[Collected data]
-----

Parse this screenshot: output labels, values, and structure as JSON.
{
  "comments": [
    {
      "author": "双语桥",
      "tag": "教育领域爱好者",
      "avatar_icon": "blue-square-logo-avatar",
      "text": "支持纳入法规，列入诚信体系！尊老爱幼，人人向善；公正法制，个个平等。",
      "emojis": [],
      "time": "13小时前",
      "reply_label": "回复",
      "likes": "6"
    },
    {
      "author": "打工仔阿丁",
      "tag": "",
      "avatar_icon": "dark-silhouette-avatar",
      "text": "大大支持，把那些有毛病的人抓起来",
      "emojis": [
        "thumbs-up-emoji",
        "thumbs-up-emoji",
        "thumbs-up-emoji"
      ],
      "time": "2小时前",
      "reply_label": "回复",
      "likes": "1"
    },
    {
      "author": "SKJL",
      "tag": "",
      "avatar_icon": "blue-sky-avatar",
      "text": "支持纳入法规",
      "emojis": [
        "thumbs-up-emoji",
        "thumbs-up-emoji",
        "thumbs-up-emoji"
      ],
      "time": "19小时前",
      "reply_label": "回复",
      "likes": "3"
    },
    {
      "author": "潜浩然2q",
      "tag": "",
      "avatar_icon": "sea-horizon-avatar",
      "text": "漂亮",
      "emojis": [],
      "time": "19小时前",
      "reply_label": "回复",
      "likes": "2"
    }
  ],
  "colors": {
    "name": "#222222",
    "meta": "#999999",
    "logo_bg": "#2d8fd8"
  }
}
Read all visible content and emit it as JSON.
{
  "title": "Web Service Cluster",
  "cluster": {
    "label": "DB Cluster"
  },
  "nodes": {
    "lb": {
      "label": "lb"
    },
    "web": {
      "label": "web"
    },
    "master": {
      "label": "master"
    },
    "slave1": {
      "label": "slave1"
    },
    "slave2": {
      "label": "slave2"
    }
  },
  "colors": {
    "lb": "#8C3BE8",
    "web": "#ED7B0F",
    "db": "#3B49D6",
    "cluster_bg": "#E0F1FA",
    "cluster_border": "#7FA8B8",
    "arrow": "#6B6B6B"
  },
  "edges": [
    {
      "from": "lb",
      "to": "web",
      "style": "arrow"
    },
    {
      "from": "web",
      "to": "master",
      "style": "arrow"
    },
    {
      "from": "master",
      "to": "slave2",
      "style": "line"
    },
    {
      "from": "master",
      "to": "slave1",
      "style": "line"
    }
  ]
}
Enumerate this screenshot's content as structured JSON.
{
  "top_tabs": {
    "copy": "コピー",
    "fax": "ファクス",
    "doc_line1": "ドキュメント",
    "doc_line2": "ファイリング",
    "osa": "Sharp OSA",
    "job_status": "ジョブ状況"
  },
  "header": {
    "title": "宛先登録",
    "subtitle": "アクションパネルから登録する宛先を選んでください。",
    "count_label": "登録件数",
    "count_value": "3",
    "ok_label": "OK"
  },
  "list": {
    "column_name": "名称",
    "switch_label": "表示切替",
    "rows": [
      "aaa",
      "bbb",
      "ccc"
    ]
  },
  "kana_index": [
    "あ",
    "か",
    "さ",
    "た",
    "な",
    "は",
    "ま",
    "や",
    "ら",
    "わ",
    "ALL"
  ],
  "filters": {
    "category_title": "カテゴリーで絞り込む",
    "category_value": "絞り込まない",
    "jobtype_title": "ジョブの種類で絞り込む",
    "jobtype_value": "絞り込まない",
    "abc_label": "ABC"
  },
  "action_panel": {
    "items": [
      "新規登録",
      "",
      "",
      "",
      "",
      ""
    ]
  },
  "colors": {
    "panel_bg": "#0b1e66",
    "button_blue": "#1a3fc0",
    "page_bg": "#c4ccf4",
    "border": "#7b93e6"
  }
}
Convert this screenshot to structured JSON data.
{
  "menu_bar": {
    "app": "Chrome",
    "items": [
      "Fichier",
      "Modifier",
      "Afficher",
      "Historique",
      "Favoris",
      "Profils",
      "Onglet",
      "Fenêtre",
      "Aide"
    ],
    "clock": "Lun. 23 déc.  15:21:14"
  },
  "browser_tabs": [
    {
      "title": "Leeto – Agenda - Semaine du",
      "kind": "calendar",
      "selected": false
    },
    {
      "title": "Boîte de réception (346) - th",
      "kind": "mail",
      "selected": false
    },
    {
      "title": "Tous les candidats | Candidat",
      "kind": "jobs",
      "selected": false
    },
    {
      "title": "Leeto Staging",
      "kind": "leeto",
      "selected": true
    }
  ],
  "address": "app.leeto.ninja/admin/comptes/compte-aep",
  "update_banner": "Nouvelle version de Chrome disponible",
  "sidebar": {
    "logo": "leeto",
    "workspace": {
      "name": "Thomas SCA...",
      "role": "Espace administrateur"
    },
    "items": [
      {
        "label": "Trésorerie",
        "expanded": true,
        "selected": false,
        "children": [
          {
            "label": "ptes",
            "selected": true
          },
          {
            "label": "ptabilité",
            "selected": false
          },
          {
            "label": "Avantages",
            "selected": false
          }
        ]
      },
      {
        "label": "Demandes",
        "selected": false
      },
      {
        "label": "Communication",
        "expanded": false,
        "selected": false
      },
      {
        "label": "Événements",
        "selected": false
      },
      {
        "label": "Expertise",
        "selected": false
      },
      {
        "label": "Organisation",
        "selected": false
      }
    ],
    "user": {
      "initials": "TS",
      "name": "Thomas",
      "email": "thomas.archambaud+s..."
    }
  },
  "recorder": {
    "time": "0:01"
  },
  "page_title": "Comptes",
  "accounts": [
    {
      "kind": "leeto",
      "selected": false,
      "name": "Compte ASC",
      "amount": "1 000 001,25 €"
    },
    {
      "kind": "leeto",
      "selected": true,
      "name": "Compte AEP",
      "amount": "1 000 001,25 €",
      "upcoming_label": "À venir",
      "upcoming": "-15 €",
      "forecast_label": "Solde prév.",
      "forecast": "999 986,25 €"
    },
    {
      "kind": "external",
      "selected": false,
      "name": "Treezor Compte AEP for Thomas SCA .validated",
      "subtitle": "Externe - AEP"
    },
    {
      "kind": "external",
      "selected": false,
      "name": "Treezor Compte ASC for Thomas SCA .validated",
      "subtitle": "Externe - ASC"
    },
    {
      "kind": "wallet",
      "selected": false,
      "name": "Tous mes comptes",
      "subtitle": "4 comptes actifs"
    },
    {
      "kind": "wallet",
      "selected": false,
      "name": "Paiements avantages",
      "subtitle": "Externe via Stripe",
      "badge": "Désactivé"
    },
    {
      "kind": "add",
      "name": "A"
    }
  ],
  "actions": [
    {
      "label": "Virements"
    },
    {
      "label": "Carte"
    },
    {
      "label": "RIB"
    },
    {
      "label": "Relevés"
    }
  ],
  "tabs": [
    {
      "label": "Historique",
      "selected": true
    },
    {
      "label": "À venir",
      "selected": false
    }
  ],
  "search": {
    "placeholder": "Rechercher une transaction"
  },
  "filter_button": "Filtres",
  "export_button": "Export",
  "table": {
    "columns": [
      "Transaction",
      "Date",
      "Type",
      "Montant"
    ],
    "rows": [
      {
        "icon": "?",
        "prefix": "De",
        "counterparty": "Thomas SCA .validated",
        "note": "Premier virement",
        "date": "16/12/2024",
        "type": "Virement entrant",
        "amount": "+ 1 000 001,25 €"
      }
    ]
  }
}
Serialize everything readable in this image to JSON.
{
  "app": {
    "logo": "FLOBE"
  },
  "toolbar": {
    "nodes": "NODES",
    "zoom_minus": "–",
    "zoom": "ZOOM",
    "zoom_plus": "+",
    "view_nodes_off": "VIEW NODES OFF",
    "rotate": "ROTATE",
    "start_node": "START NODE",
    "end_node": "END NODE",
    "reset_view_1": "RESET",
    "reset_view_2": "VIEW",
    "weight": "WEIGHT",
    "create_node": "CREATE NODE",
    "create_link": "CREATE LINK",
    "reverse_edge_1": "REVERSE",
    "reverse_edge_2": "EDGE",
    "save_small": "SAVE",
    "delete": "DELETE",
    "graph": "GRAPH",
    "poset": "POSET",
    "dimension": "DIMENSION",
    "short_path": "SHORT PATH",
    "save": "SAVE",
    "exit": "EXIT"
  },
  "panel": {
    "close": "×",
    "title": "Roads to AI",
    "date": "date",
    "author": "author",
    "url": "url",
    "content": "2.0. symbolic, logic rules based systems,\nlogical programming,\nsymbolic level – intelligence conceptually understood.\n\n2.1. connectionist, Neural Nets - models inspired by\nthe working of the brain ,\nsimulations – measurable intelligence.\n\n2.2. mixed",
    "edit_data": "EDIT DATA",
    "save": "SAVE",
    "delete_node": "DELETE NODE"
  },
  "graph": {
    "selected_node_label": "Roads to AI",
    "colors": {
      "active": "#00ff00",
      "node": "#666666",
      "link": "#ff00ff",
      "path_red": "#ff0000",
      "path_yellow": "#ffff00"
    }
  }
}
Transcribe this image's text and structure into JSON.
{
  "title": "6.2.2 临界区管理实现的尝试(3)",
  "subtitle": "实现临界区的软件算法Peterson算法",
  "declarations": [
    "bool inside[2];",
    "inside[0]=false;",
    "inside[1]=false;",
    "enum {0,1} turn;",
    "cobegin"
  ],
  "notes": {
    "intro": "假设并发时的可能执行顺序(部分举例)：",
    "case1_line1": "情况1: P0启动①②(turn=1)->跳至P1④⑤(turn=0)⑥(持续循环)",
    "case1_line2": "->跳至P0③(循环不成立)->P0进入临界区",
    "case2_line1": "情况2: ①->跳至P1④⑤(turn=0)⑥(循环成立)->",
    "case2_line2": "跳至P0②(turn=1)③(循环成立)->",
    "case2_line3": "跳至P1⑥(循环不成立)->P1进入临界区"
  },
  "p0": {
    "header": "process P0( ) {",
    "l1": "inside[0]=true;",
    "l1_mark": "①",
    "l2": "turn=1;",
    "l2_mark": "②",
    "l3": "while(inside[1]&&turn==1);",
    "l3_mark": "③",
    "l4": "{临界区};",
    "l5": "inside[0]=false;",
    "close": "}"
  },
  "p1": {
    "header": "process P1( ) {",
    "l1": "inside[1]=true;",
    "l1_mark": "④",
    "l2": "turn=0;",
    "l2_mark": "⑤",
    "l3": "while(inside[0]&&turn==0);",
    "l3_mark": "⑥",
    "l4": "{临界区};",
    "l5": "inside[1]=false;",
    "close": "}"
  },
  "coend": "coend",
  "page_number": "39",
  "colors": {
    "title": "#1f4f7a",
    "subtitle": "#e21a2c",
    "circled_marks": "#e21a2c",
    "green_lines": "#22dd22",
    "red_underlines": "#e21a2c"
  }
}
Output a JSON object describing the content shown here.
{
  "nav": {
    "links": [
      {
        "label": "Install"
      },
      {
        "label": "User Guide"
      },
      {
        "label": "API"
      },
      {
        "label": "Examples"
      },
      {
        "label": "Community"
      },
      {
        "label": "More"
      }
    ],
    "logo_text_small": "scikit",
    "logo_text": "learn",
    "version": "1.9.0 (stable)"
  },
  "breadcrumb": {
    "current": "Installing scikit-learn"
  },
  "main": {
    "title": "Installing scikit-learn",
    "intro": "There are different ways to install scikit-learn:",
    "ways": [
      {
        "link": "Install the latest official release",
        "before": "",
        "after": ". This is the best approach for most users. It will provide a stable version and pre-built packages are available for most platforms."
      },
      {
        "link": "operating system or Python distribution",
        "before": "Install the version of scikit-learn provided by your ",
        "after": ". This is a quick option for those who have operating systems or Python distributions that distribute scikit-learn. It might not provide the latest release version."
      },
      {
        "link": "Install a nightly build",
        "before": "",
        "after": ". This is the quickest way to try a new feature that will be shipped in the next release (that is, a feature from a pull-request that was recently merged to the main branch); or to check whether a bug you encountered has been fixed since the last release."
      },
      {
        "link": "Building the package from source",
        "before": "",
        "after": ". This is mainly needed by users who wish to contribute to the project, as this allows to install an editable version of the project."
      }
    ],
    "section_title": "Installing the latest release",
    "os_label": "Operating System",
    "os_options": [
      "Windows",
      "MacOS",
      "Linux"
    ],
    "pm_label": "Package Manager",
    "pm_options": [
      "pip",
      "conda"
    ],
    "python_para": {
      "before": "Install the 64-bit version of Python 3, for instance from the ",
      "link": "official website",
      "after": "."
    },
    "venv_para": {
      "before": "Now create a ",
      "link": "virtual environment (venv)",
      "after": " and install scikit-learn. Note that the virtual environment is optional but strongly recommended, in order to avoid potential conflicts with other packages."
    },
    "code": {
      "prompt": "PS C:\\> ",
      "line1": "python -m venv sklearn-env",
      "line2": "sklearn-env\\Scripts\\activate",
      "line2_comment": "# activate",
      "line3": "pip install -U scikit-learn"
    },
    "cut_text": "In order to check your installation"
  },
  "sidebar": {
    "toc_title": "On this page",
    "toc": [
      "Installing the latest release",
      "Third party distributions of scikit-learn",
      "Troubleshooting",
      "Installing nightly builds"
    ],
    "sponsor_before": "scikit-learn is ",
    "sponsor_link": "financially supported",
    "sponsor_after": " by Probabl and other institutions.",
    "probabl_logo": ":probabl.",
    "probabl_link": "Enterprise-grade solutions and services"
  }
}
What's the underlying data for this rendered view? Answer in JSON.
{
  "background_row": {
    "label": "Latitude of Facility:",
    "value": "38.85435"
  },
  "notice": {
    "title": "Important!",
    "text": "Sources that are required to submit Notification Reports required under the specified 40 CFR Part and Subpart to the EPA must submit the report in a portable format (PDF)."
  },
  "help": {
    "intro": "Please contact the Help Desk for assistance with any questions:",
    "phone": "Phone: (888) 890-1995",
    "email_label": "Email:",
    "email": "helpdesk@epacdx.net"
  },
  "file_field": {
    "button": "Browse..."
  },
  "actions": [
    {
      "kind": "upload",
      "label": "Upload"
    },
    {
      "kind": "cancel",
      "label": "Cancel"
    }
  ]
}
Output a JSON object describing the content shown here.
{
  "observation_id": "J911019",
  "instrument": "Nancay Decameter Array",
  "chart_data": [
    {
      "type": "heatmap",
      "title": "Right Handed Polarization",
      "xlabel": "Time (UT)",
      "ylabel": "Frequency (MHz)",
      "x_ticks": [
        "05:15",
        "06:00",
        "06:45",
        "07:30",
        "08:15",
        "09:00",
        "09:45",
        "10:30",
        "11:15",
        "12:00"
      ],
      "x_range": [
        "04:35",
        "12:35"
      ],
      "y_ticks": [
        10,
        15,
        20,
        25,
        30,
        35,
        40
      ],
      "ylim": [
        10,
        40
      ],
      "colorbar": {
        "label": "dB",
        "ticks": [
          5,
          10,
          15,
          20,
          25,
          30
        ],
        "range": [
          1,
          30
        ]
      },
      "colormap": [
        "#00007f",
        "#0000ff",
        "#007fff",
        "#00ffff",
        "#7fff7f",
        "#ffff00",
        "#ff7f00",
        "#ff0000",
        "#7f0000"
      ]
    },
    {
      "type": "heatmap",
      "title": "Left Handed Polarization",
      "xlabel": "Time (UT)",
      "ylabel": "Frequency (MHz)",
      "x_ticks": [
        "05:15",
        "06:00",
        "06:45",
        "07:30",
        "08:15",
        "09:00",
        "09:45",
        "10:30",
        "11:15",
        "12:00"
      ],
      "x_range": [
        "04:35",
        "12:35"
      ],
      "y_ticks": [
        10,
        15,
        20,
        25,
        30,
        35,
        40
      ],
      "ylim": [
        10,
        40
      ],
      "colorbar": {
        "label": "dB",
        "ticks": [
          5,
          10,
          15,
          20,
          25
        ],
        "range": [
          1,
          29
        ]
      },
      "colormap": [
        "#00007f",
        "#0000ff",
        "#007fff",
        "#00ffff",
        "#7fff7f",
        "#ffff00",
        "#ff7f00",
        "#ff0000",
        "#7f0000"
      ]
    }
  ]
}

-----

What this task involves:
Search the data for "from". Copy every line that has it.

Solution for this problem:
      "from": "lb",
      "from": "web",
      "from": "master",
      "from": "master",
        "after": ". This is the quickest way to try a new feature that will be shipped in the next release (that is, a feature from a pull-request that was recently merged to the main branch); or to check whether a bug you encountered has been fixed since the last release."
        "link": "Building the package from source",
      "before": "Install the 64-bit version of Python 3, for instance from the ",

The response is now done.